SUPPLIED RECORDS:
◆ ◆ ◆ ◆ ◆
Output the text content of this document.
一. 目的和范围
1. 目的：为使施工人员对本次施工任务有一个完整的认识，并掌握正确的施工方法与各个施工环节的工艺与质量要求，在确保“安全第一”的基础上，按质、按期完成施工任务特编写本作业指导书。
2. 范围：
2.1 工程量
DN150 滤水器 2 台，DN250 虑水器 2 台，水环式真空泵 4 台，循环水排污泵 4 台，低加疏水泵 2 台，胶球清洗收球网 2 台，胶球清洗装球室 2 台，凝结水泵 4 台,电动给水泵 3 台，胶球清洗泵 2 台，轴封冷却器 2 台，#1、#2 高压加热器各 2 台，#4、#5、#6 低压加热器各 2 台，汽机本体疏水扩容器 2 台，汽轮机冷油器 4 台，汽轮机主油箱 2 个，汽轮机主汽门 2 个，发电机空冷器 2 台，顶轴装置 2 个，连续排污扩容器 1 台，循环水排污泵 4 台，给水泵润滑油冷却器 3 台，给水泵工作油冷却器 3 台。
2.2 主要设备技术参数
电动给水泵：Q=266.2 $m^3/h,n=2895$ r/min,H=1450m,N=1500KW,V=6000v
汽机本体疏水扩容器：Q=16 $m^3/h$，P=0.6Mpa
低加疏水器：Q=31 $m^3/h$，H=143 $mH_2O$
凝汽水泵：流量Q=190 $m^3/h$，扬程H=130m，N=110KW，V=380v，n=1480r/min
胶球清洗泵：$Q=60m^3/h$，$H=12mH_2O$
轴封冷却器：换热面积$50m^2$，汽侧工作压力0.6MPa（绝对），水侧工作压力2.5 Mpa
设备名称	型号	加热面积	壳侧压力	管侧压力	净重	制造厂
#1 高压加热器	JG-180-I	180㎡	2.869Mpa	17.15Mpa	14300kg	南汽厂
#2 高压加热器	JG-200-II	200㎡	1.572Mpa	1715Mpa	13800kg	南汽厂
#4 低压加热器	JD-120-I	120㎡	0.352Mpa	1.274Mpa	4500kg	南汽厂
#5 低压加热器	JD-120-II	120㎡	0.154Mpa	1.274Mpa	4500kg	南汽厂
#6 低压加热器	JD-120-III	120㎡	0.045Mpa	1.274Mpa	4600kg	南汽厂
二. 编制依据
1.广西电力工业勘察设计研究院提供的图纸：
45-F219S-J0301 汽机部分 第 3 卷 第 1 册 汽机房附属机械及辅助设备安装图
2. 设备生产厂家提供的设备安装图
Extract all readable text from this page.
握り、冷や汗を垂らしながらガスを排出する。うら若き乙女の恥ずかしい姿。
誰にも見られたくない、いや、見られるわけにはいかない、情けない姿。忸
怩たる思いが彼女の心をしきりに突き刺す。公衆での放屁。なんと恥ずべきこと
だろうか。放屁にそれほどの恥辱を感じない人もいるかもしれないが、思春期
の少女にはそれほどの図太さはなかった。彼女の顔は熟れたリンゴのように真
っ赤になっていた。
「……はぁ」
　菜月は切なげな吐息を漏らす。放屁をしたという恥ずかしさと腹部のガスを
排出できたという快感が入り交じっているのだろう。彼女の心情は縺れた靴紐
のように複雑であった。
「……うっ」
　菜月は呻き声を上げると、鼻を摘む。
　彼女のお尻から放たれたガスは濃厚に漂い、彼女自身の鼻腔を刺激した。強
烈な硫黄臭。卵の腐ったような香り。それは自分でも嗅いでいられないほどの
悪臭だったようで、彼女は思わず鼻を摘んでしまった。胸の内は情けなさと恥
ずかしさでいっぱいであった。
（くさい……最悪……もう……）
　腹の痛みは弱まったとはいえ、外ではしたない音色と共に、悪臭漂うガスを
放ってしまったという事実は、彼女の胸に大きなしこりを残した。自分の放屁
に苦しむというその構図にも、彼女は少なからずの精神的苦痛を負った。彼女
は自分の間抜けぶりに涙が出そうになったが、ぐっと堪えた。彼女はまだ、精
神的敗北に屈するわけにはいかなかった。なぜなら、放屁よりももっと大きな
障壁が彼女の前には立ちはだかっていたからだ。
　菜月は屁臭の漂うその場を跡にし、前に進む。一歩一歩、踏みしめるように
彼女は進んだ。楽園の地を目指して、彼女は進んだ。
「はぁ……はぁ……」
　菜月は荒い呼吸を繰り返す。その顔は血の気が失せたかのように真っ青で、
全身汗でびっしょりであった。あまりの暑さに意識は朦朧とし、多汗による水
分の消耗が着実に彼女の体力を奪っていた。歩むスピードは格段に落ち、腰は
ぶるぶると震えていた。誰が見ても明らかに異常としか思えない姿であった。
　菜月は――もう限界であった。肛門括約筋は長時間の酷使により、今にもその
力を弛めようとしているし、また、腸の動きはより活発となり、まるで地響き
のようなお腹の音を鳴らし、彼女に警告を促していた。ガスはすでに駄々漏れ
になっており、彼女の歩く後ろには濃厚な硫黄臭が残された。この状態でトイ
◆ ◆ ◆ ◆ ◆
DIRECTIVE:
In the records, locate each line holding the string "this" and copy it.

RESPONSE BELOW:
Output the text content of this document.
Extract all readable text from this page.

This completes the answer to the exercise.